Across the listing below, how many lines hold "Проектирование"? Reply with the number by itself.

(Dataset records)

-=-=-

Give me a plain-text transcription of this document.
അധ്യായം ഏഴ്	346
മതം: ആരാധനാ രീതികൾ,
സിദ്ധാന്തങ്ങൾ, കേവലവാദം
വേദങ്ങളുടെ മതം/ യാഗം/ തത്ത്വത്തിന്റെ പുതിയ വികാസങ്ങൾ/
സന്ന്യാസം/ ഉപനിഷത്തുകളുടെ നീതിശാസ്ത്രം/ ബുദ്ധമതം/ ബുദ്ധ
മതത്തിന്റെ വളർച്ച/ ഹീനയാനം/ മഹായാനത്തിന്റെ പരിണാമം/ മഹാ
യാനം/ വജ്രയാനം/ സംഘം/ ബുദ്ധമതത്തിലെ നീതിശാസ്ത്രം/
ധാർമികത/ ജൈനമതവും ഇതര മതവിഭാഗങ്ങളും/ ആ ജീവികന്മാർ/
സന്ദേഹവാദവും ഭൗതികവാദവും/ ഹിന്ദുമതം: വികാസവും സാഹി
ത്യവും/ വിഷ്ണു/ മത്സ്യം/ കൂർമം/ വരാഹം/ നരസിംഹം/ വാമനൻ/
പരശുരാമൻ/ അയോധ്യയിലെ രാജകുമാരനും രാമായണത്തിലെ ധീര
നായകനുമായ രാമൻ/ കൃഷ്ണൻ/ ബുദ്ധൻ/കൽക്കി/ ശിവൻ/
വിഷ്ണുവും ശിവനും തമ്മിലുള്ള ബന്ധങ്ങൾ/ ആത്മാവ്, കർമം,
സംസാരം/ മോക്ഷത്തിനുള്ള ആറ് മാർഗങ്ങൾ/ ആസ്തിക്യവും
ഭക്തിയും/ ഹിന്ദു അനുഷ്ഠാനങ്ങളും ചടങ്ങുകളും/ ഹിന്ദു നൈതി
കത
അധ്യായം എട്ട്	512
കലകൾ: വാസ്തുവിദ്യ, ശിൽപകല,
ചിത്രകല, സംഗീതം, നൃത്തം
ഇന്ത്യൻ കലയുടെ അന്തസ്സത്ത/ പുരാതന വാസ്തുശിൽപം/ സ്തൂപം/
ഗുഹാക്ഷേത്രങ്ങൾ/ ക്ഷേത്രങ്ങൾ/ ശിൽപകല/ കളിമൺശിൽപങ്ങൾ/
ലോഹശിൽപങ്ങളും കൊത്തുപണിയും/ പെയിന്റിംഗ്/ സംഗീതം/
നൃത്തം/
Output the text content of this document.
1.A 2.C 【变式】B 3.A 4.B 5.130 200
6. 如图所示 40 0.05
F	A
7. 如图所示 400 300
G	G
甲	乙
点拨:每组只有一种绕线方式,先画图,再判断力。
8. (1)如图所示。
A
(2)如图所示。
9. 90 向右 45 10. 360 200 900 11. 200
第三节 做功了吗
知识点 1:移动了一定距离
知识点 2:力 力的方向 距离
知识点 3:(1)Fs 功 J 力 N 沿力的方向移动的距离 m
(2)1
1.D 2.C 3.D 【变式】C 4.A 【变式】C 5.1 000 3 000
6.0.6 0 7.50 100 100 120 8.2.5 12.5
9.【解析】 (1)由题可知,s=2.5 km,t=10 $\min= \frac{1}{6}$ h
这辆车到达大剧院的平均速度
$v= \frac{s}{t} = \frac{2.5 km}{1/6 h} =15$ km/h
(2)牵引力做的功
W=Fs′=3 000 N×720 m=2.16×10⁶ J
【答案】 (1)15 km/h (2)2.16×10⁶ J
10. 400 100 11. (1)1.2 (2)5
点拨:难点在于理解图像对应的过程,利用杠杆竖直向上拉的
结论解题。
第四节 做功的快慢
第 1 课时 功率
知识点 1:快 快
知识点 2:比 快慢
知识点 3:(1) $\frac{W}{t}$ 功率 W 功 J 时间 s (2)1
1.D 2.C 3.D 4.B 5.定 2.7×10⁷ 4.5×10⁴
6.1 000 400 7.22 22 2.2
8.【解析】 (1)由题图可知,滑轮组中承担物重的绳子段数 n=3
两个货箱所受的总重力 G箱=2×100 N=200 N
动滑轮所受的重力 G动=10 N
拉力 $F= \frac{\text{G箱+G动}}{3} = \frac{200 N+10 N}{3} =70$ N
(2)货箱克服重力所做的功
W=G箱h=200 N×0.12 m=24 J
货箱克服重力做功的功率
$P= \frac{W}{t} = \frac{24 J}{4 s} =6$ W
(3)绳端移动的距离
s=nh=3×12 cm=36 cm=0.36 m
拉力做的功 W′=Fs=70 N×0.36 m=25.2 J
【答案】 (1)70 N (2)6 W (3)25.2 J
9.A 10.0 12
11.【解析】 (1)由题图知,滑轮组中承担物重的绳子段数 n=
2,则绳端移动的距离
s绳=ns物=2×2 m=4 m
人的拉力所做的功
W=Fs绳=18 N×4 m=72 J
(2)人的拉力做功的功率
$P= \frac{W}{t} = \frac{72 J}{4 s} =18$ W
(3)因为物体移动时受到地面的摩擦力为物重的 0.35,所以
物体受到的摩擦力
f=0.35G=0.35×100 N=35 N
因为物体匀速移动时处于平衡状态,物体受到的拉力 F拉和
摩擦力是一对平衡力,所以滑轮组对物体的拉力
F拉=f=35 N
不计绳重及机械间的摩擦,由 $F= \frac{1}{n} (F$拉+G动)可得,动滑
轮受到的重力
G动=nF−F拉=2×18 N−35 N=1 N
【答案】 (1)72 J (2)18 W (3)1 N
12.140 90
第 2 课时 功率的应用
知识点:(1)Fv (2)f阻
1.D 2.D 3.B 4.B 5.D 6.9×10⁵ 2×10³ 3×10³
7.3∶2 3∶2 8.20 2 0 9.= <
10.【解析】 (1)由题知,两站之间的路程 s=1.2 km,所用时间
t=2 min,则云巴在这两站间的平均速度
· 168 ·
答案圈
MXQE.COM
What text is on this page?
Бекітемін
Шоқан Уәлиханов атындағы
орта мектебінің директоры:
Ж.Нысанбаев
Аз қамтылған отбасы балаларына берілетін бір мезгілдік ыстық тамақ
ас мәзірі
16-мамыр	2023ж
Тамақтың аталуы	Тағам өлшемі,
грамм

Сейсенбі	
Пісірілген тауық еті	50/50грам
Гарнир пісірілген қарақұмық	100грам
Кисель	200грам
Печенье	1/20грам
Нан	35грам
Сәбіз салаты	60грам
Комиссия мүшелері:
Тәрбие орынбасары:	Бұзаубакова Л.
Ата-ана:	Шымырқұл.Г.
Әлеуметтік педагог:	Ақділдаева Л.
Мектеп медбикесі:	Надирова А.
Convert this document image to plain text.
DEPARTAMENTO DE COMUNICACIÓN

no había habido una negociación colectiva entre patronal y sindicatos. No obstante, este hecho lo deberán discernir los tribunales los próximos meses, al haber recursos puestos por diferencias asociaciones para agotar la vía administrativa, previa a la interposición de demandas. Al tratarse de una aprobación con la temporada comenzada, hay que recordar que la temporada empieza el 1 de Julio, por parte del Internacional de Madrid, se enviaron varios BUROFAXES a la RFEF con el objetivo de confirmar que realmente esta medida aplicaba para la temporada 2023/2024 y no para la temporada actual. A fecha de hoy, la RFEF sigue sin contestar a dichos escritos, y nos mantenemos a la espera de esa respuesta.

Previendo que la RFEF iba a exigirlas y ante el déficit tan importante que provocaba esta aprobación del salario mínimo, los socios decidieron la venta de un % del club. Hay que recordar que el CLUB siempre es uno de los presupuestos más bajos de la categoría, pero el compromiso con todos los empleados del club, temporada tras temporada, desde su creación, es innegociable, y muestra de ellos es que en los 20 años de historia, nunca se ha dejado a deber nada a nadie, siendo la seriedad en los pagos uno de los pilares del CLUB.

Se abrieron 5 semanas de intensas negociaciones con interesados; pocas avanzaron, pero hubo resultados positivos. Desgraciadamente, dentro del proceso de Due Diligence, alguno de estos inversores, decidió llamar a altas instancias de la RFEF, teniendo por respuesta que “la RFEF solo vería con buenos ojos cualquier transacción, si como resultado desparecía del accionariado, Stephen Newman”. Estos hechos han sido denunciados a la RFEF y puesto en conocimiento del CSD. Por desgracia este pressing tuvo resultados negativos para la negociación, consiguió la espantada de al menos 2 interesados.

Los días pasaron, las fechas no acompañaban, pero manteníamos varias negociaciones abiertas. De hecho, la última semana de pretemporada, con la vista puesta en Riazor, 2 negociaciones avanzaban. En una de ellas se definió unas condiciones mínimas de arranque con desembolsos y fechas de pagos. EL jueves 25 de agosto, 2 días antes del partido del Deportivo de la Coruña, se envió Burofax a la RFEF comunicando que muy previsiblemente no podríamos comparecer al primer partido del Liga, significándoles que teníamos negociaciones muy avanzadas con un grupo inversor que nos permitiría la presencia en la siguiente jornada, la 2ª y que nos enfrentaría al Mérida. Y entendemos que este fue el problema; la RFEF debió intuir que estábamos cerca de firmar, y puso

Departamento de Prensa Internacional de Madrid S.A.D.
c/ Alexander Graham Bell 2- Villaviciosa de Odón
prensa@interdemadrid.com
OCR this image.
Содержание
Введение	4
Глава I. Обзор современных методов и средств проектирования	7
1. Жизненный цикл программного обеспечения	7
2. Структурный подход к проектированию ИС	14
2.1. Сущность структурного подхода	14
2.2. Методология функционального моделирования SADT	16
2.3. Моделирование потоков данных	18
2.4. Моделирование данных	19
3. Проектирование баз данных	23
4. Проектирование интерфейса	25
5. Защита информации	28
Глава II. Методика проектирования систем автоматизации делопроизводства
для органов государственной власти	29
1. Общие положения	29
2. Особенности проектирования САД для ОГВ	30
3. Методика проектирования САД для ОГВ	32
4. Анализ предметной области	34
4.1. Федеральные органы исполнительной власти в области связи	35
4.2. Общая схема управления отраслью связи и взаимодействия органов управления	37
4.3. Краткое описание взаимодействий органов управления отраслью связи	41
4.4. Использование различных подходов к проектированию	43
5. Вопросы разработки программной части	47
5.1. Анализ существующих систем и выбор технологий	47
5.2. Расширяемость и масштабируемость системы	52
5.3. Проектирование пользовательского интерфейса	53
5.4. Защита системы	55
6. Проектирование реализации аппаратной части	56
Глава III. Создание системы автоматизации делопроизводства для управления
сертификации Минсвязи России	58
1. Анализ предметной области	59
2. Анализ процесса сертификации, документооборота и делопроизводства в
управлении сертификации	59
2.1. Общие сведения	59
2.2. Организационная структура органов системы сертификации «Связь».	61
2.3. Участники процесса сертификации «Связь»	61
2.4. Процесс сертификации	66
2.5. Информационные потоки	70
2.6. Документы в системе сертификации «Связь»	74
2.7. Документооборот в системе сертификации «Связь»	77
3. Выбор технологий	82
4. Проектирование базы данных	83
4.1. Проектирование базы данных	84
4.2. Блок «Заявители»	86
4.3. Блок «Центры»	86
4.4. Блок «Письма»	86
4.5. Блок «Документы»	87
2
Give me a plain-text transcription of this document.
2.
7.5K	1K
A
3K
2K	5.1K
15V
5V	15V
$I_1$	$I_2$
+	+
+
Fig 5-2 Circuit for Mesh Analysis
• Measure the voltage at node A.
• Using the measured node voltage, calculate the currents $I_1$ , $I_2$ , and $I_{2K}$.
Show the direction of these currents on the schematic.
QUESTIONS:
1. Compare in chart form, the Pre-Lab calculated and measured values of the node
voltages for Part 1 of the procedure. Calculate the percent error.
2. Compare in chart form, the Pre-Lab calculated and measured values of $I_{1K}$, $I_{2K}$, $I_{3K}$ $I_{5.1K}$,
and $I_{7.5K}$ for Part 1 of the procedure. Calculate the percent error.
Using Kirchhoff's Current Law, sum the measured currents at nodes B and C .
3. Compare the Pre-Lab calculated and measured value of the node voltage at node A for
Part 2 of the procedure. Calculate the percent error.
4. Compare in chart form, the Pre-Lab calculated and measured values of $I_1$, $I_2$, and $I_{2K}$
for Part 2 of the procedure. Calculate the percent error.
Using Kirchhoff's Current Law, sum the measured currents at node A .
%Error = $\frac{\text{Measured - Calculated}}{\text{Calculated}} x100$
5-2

-=-=-

## Expected answer
6